— START TASK INPUTS —
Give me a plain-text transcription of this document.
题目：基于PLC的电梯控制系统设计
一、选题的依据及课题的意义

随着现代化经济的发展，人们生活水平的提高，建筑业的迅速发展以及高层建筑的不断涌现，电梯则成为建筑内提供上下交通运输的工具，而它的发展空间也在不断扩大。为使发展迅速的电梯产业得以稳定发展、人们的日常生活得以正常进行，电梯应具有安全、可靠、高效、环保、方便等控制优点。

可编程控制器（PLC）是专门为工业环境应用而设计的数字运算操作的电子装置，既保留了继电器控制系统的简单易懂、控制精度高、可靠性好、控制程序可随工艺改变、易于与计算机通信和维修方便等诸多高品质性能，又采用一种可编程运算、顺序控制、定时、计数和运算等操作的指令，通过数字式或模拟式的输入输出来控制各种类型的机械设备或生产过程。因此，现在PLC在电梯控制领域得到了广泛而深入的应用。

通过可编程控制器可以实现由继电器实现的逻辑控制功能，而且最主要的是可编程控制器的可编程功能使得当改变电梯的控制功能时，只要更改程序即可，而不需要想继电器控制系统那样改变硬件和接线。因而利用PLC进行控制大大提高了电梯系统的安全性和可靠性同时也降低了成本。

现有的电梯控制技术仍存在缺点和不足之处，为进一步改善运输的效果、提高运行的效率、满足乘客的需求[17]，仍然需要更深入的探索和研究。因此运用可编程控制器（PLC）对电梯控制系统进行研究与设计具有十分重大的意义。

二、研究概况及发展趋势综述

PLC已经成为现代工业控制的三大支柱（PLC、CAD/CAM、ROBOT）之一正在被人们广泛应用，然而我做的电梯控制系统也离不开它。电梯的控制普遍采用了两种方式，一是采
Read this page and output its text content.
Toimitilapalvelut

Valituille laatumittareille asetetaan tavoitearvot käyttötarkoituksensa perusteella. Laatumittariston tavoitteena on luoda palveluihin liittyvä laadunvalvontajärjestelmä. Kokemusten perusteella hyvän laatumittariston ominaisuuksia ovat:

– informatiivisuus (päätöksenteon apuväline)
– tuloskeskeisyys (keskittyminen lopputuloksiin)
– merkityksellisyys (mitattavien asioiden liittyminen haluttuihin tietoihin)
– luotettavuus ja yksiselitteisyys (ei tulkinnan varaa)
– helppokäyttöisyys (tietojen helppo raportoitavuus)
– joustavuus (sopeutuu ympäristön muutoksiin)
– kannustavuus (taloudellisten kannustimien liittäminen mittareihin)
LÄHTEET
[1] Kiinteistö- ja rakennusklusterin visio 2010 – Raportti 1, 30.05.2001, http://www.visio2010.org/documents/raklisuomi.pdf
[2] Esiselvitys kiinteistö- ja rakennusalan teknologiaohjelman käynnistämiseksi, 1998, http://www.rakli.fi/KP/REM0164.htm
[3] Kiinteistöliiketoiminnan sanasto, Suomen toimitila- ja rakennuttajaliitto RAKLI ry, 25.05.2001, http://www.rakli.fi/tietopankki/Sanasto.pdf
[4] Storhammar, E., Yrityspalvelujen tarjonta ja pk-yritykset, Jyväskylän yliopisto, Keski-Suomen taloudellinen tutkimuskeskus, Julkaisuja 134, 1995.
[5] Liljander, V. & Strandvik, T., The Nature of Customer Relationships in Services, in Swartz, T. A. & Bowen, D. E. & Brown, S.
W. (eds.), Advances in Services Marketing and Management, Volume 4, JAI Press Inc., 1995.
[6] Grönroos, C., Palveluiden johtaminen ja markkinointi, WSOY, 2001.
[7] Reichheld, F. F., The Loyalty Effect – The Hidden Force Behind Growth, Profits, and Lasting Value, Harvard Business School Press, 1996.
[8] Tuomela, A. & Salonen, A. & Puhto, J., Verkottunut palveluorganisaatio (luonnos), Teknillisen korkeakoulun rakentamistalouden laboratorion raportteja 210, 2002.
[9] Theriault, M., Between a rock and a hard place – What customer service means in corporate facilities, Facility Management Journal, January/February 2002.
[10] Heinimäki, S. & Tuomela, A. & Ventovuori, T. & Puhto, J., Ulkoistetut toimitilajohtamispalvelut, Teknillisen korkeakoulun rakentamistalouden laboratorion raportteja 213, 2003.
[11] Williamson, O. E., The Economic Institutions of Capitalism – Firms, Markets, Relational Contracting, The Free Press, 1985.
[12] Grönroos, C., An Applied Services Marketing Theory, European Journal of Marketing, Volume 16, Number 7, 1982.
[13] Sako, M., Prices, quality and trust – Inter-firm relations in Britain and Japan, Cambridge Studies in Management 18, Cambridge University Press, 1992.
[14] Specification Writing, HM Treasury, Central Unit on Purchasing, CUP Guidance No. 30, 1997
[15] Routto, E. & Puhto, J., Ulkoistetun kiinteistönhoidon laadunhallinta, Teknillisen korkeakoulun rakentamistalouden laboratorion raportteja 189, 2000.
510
— END TASK INPUTS —
INSTRUCTION ->
Please quote every record above exactly as it appears.

COMPLETE ANSWER ->
Give me a plain-text transcription of this document.
题目：基于PLC的电梯控制系统设计
一、选题的依据及课题的意义

随着现代化经济的发展，人们生活水平的提高，建筑业的迅速发展以及高层建筑的不断涌现，电梯则成为建筑内提供上下交通运输的工具，而它的发展空间也在不断扩大。为使发展迅速的电梯产业得以稳定发展、人们的日常生活得以正常进行，电梯应具有安全、可靠、高效、环保、方便等控制优点。

可编程控制器（PLC）是专门为工业环境应用而设计的数字运算操作的电子装置，既保留了继电器控制系统的简单易懂、控制精度高、可靠性好、控制程序可随工艺改变、易于与计算机通信和维修方便等诸多高品质性能，又采用一种可编程运算、顺序控制、定时、计数和运算等操作的指令，通过数字式或模拟式的输入输出来控制各种类型的机械设备或生产过程。因此，现在PLC在电梯控制领域得到了广泛而深入的应用。

通过可编程控制器可以实现由继电器实现的逻辑控制功能，而且最主要的是可编程控制器的可编程功能使得当改变电梯的控制功能时，只要更改程序即可，而不需要想继电器控制系统那样改变硬件和接线。因而利用PLC进行控制大大提高了电梯系统的安全性和可靠性同时也降低了成本。

现有的电梯控制技术仍存在缺点和不足之处，为进一步改善运输的效果、提高运行的效率、满足乘客的需求[17]，仍然需要更深入的探索和研究。因此运用可编程控制器（PLC）对电梯控制系统进行研究与设计具有十分重大的意义。

二、研究概况及发展趋势综述

PLC已经成为现代工业控制的三大支柱（PLC、CAD/CAM、ROBOT）之一正在被人们广泛应用，然而我做的电梯控制系统也离不开它。电梯的控制普遍采用了两种方式，一是采
Read this page and output its text content.
Toimitilapalvelut

Valituille laatumittareille asetetaan tavoitearvot käyttötarkoituksensa perusteella. Laatumittariston tavoitteena on luoda palveluihin liittyvä laadunvalvontajärjestelmä. Kokemusten perusteella hyvän laatumittariston ominaisuuksia ovat:

– informatiivisuus (päätöksenteon apuväline)
– tuloskeskeisyys (keskittyminen lopputuloksiin)
– merkityksellisyys (mitattavien asioiden liittyminen haluttuihin tietoihin)
– luotettavuus ja yksiselitteisyys (ei tulkinnan varaa)
– helppokäyttöisyys (tietojen helppo raportoitavuus)
– joustavuus (sopeutuu ympäristön muutoksiin)
– kannustavuus (taloudellisten kannustimien liittäminen mittareihin)
LÄHTEET
[1] Kiinteistö- ja rakennusklusterin visio 2010 – Raportti 1, 30.05.2001, http://www.visio2010.org/documents/raklisuomi.pdf
[2] Esiselvitys kiinteistö- ja rakennusalan teknologiaohjelman käynnistämiseksi, 1998, http://www.rakli.fi/KP/REM0164.htm
[3] Kiinteistöliiketoiminnan sanasto, Suomen toimitila- ja rakennuttajaliitto RAKLI ry, 25.05.2001, http://www.rakli.fi/tietopankki/Sanasto.pdf
[4] Storhammar, E., Yrityspalvelujen tarjonta ja pk-yritykset, Jyväskylän yliopisto, Keski-Suomen taloudellinen tutkimuskeskus, Julkaisuja 134, 1995.
[5] Liljander, V. & Strandvik, T., The Nature of Customer Relationships in Services, in Swartz, T. A. & Bowen, D. E. & Brown, S.
W. (eds.), Advances in Services Marketing and Management, Volume 4, JAI Press Inc., 1995.
[6] Grönroos, C., Palveluiden johtaminen ja markkinointi, WSOY, 2001.
[7] Reichheld, F. F., The Loyalty Effect – The Hidden Force Behind Growth, Profits, and Lasting Value, Harvard Business School Press, 1996.
[8] Tuomela, A. & Salonen, A. & Puhto, J., Verkottunut palveluorganisaatio (luonnos), Teknillisen korkeakoulun rakentamistalouden laboratorion raportteja 210, 2002.
[9] Theriault, M., Between a rock and a hard place – What customer service means in corporate facilities, Facility Management Journal, January/February 2002.
[10] Heinimäki, S. & Tuomela, A. & Ventovuori, T. & Puhto, J., Ulkoistetut toimitilajohtamispalvelut, Teknillisen korkeakoulun rakentamistalouden laboratorion raportteja 213, 2003.
[11] Williamson, O. E., The Economic Institutions of Capitalism – Firms, Markets, Relational Contracting, The Free Press, 1985.
[12] Grönroos, C., An Applied Services Marketing Theory, European Journal of Marketing, Volume 16, Number 7, 1982.
[13] Sako, M., Prices, quality and trust – Inter-firm relations in Britain and Japan, Cambridge Studies in Management 18, Cambridge University Press, 1992.
[14] Specification Writing, HM Treasury, Central Unit on Purchasing, CUP Guidance No. 30, 1997
[15] Routto, E. & Puhto, J., Ulkoistetun kiinteistönhoidon laadunhallinta, Teknillisen korkeakoulun rakentamistalouden laboratorion raportteja 189, 2000.
510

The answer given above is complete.